(What you are asked to do): Reproduce each line bearing the word "CORRELATION".

(Entries supplied):
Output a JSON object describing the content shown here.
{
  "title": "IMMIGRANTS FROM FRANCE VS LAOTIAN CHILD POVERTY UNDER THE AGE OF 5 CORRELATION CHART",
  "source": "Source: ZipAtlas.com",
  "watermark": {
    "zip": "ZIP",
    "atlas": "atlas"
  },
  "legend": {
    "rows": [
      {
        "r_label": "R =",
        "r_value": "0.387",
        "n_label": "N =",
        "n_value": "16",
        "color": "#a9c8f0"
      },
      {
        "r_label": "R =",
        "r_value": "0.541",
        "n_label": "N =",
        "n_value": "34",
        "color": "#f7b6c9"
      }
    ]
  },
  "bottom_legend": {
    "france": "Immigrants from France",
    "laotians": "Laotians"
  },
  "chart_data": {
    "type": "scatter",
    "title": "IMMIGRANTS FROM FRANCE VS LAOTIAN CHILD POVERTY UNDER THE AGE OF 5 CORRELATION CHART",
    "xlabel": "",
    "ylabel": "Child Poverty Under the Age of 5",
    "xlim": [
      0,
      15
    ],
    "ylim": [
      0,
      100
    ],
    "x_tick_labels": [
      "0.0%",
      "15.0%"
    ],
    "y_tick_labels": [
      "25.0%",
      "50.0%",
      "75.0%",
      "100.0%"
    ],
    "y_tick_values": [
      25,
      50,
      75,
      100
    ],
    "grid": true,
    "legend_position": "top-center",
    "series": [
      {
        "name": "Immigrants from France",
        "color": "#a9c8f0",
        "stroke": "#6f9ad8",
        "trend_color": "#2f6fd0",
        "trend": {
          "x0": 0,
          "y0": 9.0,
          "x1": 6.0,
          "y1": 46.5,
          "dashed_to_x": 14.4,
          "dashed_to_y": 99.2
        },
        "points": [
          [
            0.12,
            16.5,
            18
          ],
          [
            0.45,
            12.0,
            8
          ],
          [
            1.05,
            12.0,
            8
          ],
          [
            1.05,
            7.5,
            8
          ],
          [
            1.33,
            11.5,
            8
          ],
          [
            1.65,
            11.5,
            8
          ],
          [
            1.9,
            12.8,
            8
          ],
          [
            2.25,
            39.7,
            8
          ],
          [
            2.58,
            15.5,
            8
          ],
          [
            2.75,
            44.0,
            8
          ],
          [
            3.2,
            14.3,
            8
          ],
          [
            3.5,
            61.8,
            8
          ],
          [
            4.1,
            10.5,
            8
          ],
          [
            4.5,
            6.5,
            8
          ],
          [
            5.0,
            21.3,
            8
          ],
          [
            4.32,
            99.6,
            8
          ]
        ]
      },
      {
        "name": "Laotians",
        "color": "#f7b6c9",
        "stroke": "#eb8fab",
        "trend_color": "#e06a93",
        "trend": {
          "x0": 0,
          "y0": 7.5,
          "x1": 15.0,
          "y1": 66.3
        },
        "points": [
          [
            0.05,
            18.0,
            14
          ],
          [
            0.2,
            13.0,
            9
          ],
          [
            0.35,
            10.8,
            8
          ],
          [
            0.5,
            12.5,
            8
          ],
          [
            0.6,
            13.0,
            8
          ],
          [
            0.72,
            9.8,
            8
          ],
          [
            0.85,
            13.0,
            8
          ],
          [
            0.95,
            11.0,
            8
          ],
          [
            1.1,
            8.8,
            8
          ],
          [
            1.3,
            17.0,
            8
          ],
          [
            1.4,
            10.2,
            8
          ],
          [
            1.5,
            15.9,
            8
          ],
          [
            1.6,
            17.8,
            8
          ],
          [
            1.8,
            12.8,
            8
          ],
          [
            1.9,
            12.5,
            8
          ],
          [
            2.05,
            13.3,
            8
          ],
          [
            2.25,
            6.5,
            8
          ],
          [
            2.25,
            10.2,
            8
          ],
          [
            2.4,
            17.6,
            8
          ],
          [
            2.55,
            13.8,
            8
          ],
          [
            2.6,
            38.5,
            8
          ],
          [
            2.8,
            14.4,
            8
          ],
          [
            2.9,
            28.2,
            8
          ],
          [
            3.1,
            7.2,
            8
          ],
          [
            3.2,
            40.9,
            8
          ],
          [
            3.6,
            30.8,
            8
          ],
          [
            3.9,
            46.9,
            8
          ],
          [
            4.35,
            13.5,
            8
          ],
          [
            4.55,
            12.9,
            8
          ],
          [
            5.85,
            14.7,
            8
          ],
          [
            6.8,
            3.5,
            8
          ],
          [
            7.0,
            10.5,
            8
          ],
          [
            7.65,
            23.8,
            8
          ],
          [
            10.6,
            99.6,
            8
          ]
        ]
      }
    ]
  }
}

(Solution for this exercise):
  "title": "IMMIGRANTS FROM FRANCE VS LAOTIAN CHILD POVERTY UNDER THE AGE OF 5 CORRELATION CHART",
    "title": "IMMIGRANTS FROM FRANCE VS LAOTIAN CHILD POVERTY UNDER THE AGE OF 5 CORRELATION CHART",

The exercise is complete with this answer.